Extrait du document —
>>>
Le choix de l’écriture inclusive

Ritimo a commencé à utiliser l’écriture inclusive en 2017, avant de l’adopter de façon officielle en 2019.
Nous l’utilisons pour nos publications et dossiers en ligne, mais ne modifions évidemment pas des textes de veille internationale émanant d’autres organisations.

Pourquoi l’écriture inclusive ?

Une langue est avant tout un produit culturel, fruit de son histoire sociale, économique et politique : elle n’est ni a-temporelle ni figée. Eliane Viennot, professeure de littérature française de la Renaissance à l’Université Jean Monnet (Saint-Etienne), rappelle notamment que l’orthographe française complexe relève d’une volonté des élites d’établir une différenciation entre "celleux qui savent" et "celleux qui ne savent pas", en fonction du type d’éducation reçue. De la même manière, elle rappelle que c’est au XVIIIe siècle que des règles comme "le masculin l’emporte sur le féminin" sont établies, en invoquant des arguments ouvertement sexistes (celui de prioriser "le plus noble des deux sexes", par exemple).
Il est important de re-contextualiser les règles linguistiques actuelles, qui sont le fruit de choix hérités du passé, car cette perspective historique nous permet d’envisager des évolutions à cette langue. En effet, ce sont les personnes qui font vivre une langue, qui est ensuite systématisée, codifiée, normalisée par des instances comme l’Académie Française —et non l’inverse. Puisque nous avons hérité d’une langue qu’une élite a souhaité moduler en fonction de considérations sexistes, faisons-la évoluer !

Petit retour sur le parallèle entre structures sexistes de la langue française et discrimination effective. Dire que parler des "droits de l’Homme" englobe "évidemment" les femmes, c’est oublier que ces droits n’étaient vraiment reconnus qu’aux hommes jusqu’il y a bien peu de temps. La constitution de 1946 déclarait d’ailleurs que "ces droits s’appliquent également aux femmes" —précision importante lorsque cela n’était pas le cas auparavant. De la même manière, parler des "travailleurs et ouvriers en grève en 1936" (plutôt que travailleur·ses et ouvrièr·es en grève) reflète l’absence criante de figures féminines dans une Histoire écrite au masculin. Enfin, lorsqu’on regarde la définition de "cheval" dans le dictionnaire, on lit : "mammifère à quatre pattes, herbivore, etc.". Au contraire, la jument est "la femelle du cheval". Preuve s’il en est que le masculin est érigé en universel, alors que le féminin, particulier, est toujours défini en fonction du masculin.
<<<
Objectif A — Recopiez le passage du texte sur l’écriture inclusive qui commence par « Nous l’utilisons pour » et se poursuit jusqu’à « émanant d’autres organisations. ».
Objectif B — D’après le texte sur l’écriture inclusive, en quelle année Ritimo l’a-t-il adoptée de façon officielle ?
Objectif C — Prolongez le texte sur l’écriture inclusive à la suite de sa dernière phrase.

Lignes de données —
>>>
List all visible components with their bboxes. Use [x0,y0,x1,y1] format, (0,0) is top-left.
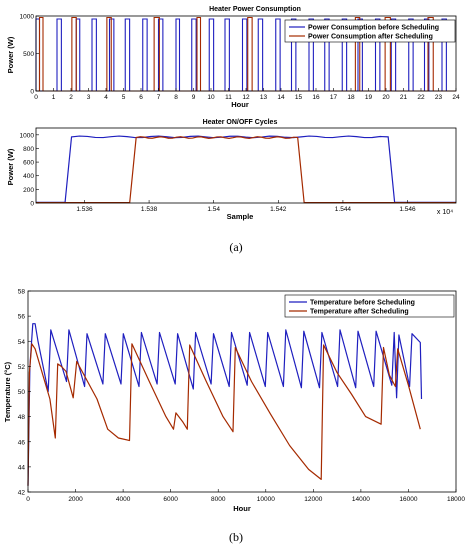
p3-xtick-label: 18000 [447,496,465,503]
caption-b: (b) [229,530,243,544]
p1-legend: Power Consumption before Scheduling Powe… [284,19,456,43]
p1-xtick-label: 22 [417,94,425,101]
p1-title: Heater Power Consumption [209,6,301,13]
p1-xtick-label: 10 [207,94,215,101]
p1-xtick-label: 21 [400,94,408,101]
p2-xtick-label: 1.538 [141,206,158,213]
p1-xtick-label: 0 [34,94,38,101]
p2-xtick-label: 1.536 [76,206,93,213]
p1-xtick-label: 19 [365,94,373,101]
p3-xtick-label: 2000 [68,496,83,503]
p1-legend-label-before: Power Consumption before Scheduling [308,25,439,32]
p3-legend: Temperature before Scheduling Temperatur… [284,294,455,318]
p3-plot-bg [28,291,456,492]
p2-xtick-label: 1.54 [207,206,220,213]
p2-ytick-label: 0 [30,201,34,208]
p2-series-after-line [36,136,456,204]
p3-legend-label-after: Temperature after Scheduling [310,309,409,316]
p3-ytick-label: 52 [18,364,26,371]
p3-xtick-label: 4000 [116,496,131,503]
p3-ytick-label: 50 [18,389,26,396]
p1-xtick-label: 4 [104,94,108,101]
p3-ytick-label: 58 [18,289,26,296]
p1-xtick-label: 7 [157,94,161,101]
p3-xtick-label: 6000 [163,496,178,503]
p2-xlabel: Sample [227,212,254,221]
on-off-cycles-chart: Heater ON/OFF Cycles 0 200 400 600 800 1000 1… [6,119,457,221]
p3-ytick-label: 56 [18,314,26,321]
p3-xtick-label: 14000 [352,496,370,503]
p2-y-ticks: 0 200 400 600 800 1000 [20,132,39,208]
p1-xtick-label: 6 [139,94,143,101]
p3-legend-box [284,294,455,318]
p3-y-ticks: 42 44 46 48 50 52 54 56 58 [18,289,31,497]
p1-xtick-label: 16 [312,94,320,101]
p2-series-before-line [36,135,456,203]
p1-xtick-label: 14 [277,94,285,101]
temperature-chart: 42 44 46 48 50 52 54 56 58 0 2000 4000 6000 8000 1000… [3,289,465,514]
p1-x-ticks: 0 1 2 3 4 5 6 7 8 9 10 11 12 13 14 15 16 17 18 19 20 21 22 23 24 [34,88,460,101]
p3-ytick-label: 48 [18,414,26,421]
p3-legend-label-before: Temperature before Scheduling [310,300,415,307]
p1-xtick-label: 3 [87,94,91,101]
p1-xtick-label: 2 [69,94,73,101]
p2-ytick-label: 600 [23,160,34,167]
p1-xlabel: Hour [231,100,249,109]
p3-series-before-line [27,323,423,486]
p1-ylabel: Power (W) [6,36,15,73]
p3-xtick-label: 16000 [399,496,417,503]
p1-xtick-label: 15 [295,94,303,101]
p1-ytick-label: 0 [30,89,34,96]
p2-x-ticks: 1.536 1.538 1.54 1.542 1.544 1.546 [76,200,416,213]
p2-ytick-label: 1000 [20,132,35,139]
p1-xtick-label: 13 [260,94,268,101]
p3-ytick-label: 54 [18,339,26,346]
p2-xtick-label: 1.542 [270,206,287,213]
p1-xtick-label: 18 [347,94,355,101]
p3-xtick-label: 12000 [304,496,322,503]
p2-title: Heater ON/OFF Cycles [203,119,278,126]
p3-ytick-label: 44 [18,464,26,471]
p3-xlabel: Hour [233,504,251,513]
p3-x-ticks: 0 2000 4000 6000 8000 10000 12000 14000 16000 180… [26,489,465,503]
p1-xtick-label: 11 [225,94,232,101]
p1-xtick-label: 1 [52,94,56,101]
p1-xtick-label: 8 [174,94,178,101]
p3-series-after-line [27,343,421,486]
p2-x-multiplier: x 10⁴ [437,209,453,216]
p2-ylabel: Power (W) [6,148,15,185]
p2-axes-box [35,127,457,204]
caption-a: (a) [229,240,242,254]
p1-xtick-label: 12 [242,94,250,101]
p1-series-after-line [36,16,456,92]
p2-series-group [36,135,456,204]
p1-y-ticks: 0 500 1000 [20,14,39,96]
p1-xtick-label: 9 [192,94,196,101]
p3-series-group [27,323,423,486]
p1-xtick-label: 5 [122,94,126,101]
p3-xtick-label: 0 [26,496,30,503]
p1-legend-label-after: Power Consumption after Scheduling [308,34,433,41]
p1-ytick-label: 500 [23,51,34,58]
p2-ytick-label: 800 [23,146,34,153]
p1-xtick-label: 17 [330,94,338,101]
p1-xtick-label: 23 [435,94,443,101]
p1-xtick-label: 20 [382,94,390,101]
p2-ytick-label: 400 [23,173,34,180]
p2-ytick-label: 200 [23,187,34,194]
p1-legend-box [284,19,456,43]
p3-ytick-label: 46 [18,439,26,446]
p3-xtick-label: 8000 [211,496,226,503]
p1-xtick-label: 24 [452,94,460,101]
p2-xtick-label: 1.546 [399,206,416,213]
p2-xtick-label: 1.544 [335,206,352,213]
p3-xtick-label: 10000 [257,496,275,503]
p1-ytick-label: 1000 [20,14,35,21]
p3-ylabel: Temperature (°C) [3,361,12,422]
p3-ytick-label: 42 [18,490,26,497]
<<<
Corrigé A —
Nous l’utilisons pour nos publications et dossiers en ligne, mais ne modifions évidemment pas des textes de veille internationale émanant d’autres organisations.

Corrigé B — En 2019.

Corrigé C —
En quoi est-ce important ? Allons-nous réellement réduire les inégalités entre femmes et hommes en changeant notre façon d’écrire ? Bien évidemment, le problème est bien plus large et plus complexe que cela. Mais malgré tout, nous pensons avec des mots qui forment des concepts : mettre au défi notre façon de parler, de penser, de percevoir et concevoir le monde, en direction de l’égalité des genres, ne peut pas être une entreprise complètement vaine. C’est surtout une alternative concrète, immédiate, qui est applicable là-maintenant-tout-de-suite et ne requière que notre bonne volonté et un peu de flexibilité pour faire évoluer ses habitudes.

Comment ritimo utilise l’écriture inclusive ?

Il faut d’abord garder à l’esprit qu’il n’y a pas de règle unique de l’écriture inclusive. Puisque le point de départ est la remise en question des normes existantes, les propositions et les débats sur quelles nouvelles normes adopter sont pléthores. Depuis la féminisation systématique de tous les groupes nominaux et adjectifs ("le féminin l’emporte sur le masculin") jusqu’à la juxtaposition des mots ("Françaises, Français") en passant par des abréviations ("nous sommes tou·te·s concernées"), l’écriture inclusive relève encore d’un accord entre un groupe de personnes qui décident de l’utiliser.
L’équipe d’animation de ritimo, a choisi d’adopter un certain nombre de règles (après avoir essayé plusieurs façons d’écrire) :
• L’abréviation, en utilisant le point médian "·" : celui-ci présente l’avantage d’être un caractère qui n’est utilisé nulle part ailleurs, et donc ne véhicule aucune connotation (la parenthèse est un élément de phrase moins important, le point du bas est utilisé pour marquer la fin d’une phrase, etc.). C’est un élément neutre et donc adapté et adaptable à cet usage.
• L’ordre alphabétique : lors d’énumération (celles et ceux, elles et ils), pour éviter de se poser la question de qui est en premier (et donc "favorisé"), on met les mots dans l’ordre alphabétique. Ainsi, on aura "des acteurs et actrices" mais "celles et ceux".
• La règle de proximité : l’accord se fait en genre et en nombre avec le mot le plus proche de l’adjectif ou du participe passé. Par exemple : "des chanteurs et des actrices iraniennes", ou bien "des tabourets et des chaises vertes".
• La règle de sens : lorsqu’on se trouve devant un groupe de 99 femmes et un homme, on dit que "ces femmes et cet homme sont gentilles".
• La féminisation des noms de métier : une auteure (ou autrice, pour que cela s’entende à l’oral), une maire/mairesse, etc.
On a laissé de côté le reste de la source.